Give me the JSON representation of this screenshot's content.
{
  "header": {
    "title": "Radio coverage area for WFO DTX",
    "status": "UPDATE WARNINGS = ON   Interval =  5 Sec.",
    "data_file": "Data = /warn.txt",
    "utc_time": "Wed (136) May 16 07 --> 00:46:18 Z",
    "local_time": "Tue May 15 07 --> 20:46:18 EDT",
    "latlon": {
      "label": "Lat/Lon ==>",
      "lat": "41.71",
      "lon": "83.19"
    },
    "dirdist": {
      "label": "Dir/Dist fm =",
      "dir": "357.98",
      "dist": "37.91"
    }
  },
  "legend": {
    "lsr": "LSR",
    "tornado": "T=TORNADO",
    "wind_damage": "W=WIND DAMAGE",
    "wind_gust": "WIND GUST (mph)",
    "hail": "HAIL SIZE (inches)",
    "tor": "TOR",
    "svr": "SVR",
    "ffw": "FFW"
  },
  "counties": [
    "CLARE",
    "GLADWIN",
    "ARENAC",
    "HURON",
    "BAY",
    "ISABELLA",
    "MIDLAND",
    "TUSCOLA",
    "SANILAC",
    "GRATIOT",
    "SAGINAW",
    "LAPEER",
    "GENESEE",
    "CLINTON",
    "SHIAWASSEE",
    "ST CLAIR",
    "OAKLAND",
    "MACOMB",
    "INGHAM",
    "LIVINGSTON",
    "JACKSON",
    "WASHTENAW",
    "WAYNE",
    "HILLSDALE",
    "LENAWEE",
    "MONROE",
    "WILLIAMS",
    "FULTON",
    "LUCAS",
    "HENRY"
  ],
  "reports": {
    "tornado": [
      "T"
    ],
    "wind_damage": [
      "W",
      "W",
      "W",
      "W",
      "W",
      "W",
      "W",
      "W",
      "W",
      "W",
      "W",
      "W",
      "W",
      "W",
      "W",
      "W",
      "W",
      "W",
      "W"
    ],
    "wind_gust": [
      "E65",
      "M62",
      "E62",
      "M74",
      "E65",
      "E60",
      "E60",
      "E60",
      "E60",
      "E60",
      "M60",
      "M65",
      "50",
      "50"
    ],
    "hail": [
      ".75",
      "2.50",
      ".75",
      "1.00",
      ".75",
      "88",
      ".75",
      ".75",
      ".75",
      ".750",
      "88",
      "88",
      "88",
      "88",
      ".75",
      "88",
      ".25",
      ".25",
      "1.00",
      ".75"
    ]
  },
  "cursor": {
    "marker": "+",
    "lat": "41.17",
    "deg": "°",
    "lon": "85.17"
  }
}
######
Exercise prompt:
The entries above are to be transcribed in full and without error.

Solution for this exercise:
Give me the JSON representation of this screenshot's content.
{
  "header": {
    "title": "Radio coverage area for WFO DTX",
    "status": "UPDATE WARNINGS = ON   Interval =  5 Sec.",
    "data_file": "Data = /warn.txt",
    "utc_time": "Wed (136) May 16 07 --> 00:46:18 Z",
    "local_time": "Tue May 15 07 --> 20:46:18 EDT",
    "latlon": {
      "label": "Lat/Lon ==>",
      "lat": "41.71",
      "lon": "83.19"
    },
    "dirdist": {
      "label": "Dir/Dist fm =",
      "dir": "357.98",
      "dist": "37.91"
    }
  },
  "legend": {
    "lsr": "LSR",
    "tornado": "T=TORNADO",
    "wind_damage": "W=WIND DAMAGE",
    "wind_gust": "WIND GUST (mph)",
    "hail": "HAIL SIZE (inches)",
    "tor": "TOR",
    "svr": "SVR",
    "ffw": "FFW"
  },
  "counties": [
    "CLARE",
    "GLADWIN",
    "ARENAC",
    "HURON",
    "BAY",
    "ISABELLA",
    "MIDLAND",
    "TUSCOLA",
    "SANILAC",
    "GRATIOT",
    "SAGINAW",
    "LAPEER",
    "GENESEE",
    "CLINTON",
    "SHIAWASSEE",
    "ST CLAIR",
    "OAKLAND",
    "MACOMB",
    "INGHAM",
    "LIVINGSTON",
    "JACKSON",
    "WASHTENAW",
    "WAYNE",
    "HILLSDALE",
    "LENAWEE",
    "MONROE",
    "WILLIAMS",
    "FULTON",
    "LUCAS",
    "HENRY"
  ],
  "reports": {
    "tornado": [
      "T"
    ],
    "wind_damage": [
      "W",
      "W",
      "W",
      "W",
      "W",
      "W",
      "W",
      "W",
      "W",
      "W",
      "W",
      "W",
      "W",
      "W",
      "W",
      "W",
      "W",
      "W",
      "W"
    ],
    "wind_gust": [
      "E65",
      "M62",
      "E62",
      "M74",
      "E65",
      "E60",
      "E60",
      "E60",
      "E60",
      "E60",
      "M60",
      "M65",
      "50",
      "50"
    ],
    "hail": [
      ".75",
      "2.50",
      ".75",
      "1.00",
      ".75",
      "88",
      ".75",
      ".75",
      ".75",
      ".750",
      "88",
      "88",
      "88",
      "88",
      ".75",
      "88",
      ".25",
      ".25",
      "1.00",
      ".75"
    ]
  },
  "cursor": {
    "marker": "+",
    "lat": "41.17",
    "deg": "°",
    "lon": "85.17"
  }
}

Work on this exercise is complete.